What to produce -
What is the number of lines in the data that hold the string "Herring"? Reply with that number only.

Data excerpts:
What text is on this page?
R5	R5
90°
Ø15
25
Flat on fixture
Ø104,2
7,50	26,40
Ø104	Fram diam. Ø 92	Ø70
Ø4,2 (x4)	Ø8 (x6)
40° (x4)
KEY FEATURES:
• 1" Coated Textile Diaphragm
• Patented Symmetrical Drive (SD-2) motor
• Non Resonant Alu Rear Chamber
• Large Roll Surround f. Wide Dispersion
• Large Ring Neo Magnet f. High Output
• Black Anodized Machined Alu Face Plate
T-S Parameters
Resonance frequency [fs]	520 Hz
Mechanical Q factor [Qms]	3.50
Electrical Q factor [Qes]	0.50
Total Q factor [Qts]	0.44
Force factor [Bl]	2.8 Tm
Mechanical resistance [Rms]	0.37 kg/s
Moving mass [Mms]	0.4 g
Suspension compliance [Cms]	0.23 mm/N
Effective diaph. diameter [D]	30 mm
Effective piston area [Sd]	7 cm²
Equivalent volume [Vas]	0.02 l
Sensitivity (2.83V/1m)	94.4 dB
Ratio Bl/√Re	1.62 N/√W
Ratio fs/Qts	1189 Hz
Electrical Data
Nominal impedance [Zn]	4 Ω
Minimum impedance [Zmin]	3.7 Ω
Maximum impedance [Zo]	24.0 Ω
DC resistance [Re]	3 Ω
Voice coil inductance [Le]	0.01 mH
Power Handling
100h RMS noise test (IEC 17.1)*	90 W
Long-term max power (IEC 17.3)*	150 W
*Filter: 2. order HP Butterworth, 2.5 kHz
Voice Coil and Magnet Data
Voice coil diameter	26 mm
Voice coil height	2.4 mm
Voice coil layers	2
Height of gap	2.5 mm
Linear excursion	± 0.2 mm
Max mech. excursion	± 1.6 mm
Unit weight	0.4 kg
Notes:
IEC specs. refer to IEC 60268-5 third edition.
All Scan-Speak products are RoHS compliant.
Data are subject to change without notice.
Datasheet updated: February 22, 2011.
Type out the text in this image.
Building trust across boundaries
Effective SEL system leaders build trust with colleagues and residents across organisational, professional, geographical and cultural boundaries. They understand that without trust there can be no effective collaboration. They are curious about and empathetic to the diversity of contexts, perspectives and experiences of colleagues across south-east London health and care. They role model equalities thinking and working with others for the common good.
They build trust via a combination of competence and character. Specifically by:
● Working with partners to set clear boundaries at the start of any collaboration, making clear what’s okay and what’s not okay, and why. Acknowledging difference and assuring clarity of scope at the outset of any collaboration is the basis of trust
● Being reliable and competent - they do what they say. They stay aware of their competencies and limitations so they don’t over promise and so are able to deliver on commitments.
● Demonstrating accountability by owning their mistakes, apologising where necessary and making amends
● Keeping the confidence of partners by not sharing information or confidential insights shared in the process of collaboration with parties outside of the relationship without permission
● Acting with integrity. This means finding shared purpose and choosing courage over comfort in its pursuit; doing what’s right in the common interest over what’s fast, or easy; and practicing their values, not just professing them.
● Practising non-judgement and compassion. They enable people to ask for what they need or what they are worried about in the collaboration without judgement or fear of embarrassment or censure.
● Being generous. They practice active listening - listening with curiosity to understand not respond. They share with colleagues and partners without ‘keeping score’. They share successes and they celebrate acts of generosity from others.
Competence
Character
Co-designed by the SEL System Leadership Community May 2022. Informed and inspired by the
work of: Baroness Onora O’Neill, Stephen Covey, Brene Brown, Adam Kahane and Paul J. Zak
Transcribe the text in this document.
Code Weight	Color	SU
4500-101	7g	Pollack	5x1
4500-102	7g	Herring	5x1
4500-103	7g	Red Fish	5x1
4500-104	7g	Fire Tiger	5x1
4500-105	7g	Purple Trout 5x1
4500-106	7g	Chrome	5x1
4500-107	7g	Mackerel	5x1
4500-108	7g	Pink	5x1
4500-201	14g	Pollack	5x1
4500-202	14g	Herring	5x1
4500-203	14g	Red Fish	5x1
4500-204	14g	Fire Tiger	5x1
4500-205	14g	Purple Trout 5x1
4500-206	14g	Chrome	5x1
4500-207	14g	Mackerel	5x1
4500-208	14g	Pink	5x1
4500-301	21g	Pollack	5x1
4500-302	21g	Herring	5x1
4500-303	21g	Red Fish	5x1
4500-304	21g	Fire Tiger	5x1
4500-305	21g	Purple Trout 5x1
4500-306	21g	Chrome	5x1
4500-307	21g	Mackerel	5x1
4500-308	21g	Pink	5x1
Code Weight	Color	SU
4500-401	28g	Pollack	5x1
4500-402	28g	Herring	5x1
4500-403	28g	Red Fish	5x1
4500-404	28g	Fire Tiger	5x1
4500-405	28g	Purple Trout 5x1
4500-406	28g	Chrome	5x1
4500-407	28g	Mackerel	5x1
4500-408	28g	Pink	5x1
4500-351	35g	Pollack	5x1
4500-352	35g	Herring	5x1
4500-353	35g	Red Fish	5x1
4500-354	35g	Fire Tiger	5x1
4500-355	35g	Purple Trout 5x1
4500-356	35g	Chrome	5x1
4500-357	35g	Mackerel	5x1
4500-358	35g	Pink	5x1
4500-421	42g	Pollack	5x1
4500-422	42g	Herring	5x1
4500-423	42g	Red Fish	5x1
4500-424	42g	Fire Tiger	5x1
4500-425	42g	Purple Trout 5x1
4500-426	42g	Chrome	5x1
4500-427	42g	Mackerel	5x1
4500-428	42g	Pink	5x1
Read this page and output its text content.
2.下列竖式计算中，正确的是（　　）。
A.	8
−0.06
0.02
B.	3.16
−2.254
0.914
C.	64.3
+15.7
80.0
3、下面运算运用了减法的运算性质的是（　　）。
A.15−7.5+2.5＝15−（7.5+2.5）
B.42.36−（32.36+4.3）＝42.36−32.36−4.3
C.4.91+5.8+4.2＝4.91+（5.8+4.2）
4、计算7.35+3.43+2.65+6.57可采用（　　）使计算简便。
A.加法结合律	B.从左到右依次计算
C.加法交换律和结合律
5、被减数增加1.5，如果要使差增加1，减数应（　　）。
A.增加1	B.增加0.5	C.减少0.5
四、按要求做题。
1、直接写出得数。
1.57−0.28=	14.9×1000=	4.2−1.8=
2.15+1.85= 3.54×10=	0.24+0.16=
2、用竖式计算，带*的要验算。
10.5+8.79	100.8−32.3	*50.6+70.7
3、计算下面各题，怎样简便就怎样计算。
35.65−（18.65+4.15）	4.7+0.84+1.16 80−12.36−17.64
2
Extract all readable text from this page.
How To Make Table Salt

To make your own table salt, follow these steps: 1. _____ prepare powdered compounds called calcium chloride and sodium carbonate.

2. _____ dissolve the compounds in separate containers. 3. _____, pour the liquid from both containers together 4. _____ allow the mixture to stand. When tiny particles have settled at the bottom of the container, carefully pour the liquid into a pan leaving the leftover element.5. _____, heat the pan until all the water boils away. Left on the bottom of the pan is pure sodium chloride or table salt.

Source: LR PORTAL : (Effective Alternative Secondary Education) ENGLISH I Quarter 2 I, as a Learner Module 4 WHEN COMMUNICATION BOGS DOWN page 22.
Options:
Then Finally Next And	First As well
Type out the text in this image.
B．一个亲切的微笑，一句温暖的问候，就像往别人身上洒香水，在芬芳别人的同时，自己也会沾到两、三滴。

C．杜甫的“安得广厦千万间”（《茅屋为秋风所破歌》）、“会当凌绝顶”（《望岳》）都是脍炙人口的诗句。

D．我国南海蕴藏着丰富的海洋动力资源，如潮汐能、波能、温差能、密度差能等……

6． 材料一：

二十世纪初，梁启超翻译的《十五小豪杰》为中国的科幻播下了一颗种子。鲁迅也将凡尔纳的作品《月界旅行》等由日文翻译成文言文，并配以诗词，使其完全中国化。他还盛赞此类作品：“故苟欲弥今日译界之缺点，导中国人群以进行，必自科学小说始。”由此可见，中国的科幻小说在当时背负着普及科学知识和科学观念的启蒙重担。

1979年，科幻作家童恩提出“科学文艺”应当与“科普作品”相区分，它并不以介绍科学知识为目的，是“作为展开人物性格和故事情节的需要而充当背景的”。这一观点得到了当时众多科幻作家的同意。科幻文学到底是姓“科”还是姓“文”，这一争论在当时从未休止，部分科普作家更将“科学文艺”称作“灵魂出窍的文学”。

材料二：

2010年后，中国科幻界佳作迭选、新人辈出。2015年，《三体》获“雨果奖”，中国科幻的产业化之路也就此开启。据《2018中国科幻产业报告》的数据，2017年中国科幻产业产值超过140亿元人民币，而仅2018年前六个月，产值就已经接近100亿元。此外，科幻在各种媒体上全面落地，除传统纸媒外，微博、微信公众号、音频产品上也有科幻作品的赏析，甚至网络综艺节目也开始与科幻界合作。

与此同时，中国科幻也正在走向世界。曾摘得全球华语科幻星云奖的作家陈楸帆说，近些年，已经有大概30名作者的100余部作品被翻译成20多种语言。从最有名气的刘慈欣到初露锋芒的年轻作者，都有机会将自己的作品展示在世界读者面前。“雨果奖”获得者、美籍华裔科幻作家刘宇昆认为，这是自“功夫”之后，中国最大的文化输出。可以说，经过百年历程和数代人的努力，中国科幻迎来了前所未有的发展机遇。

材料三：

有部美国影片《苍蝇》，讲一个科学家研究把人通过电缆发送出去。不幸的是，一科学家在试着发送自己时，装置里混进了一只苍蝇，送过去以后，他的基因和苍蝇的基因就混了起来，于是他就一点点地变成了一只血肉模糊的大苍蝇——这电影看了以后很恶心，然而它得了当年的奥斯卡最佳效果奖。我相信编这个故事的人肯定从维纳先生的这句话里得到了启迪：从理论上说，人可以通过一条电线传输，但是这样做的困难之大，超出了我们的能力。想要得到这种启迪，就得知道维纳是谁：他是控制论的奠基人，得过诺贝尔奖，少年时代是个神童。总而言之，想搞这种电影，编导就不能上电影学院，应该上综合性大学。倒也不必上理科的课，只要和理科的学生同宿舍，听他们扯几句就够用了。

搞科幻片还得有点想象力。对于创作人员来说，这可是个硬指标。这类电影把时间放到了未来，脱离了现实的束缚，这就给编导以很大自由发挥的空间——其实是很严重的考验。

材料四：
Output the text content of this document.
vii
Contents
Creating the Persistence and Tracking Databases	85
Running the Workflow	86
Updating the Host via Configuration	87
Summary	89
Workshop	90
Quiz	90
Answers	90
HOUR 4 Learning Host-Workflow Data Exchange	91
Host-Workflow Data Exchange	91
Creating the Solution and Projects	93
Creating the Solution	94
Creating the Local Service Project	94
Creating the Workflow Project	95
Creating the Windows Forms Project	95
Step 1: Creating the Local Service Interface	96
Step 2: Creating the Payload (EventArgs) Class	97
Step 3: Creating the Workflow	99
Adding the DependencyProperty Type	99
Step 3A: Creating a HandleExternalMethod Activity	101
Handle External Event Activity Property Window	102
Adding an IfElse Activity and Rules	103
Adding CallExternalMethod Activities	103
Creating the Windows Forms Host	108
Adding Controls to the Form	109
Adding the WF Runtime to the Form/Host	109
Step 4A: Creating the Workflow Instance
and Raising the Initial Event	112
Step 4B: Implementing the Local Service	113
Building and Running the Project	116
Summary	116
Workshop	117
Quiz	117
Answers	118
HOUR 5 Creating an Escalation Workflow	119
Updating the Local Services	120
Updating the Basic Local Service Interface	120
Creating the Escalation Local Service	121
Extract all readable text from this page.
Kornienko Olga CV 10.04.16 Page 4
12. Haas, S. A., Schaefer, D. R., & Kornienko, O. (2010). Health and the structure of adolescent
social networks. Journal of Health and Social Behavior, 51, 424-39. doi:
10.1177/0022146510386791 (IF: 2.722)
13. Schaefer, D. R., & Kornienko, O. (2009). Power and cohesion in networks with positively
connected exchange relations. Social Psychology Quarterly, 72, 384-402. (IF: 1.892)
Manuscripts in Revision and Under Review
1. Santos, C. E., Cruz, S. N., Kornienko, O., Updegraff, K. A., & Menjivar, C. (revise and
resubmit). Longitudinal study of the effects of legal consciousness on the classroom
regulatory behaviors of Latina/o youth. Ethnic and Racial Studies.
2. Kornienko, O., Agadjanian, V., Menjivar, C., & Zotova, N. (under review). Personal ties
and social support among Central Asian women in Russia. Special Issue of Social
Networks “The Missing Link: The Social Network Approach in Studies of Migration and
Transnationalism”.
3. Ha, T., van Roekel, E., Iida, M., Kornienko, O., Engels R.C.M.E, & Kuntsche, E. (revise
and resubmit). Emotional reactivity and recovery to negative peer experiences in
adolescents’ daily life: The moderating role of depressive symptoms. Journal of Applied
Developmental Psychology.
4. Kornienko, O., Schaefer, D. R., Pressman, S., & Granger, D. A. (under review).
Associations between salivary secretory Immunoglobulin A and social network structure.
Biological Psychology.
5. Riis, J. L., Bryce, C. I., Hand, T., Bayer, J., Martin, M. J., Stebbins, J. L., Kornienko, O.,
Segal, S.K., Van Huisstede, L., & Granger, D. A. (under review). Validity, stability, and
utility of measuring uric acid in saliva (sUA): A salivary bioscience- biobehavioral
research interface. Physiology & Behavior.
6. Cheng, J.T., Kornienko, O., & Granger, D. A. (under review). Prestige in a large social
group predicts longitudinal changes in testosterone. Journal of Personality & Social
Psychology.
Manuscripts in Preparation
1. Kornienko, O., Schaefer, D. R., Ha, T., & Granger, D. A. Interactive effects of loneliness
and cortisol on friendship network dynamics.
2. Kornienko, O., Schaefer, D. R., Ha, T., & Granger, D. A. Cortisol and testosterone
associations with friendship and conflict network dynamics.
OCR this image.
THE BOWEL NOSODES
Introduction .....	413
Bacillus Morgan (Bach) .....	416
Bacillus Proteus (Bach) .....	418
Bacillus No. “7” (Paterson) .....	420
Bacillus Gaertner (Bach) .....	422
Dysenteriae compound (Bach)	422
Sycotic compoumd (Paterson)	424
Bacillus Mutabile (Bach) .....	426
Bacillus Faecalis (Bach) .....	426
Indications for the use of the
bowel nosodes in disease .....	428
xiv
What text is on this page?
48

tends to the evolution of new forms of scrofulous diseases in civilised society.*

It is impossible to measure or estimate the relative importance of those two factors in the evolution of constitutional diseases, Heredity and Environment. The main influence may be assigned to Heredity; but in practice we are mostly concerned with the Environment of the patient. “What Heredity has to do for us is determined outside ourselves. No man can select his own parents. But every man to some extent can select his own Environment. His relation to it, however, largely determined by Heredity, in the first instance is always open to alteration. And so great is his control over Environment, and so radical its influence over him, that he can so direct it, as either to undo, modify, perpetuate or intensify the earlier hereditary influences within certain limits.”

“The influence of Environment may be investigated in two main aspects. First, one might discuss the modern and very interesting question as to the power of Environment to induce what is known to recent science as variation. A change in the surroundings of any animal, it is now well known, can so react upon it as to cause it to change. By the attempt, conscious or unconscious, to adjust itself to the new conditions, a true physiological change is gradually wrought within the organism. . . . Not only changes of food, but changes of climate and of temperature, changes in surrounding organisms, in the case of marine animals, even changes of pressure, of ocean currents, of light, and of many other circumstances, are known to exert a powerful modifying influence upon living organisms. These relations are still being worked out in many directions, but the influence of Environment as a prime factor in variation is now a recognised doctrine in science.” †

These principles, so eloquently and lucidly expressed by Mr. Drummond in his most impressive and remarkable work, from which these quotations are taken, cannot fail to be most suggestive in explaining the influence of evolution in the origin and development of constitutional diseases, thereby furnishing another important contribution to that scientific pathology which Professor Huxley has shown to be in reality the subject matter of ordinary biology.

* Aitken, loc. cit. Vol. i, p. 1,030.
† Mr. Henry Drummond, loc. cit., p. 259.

Solution to this task -
6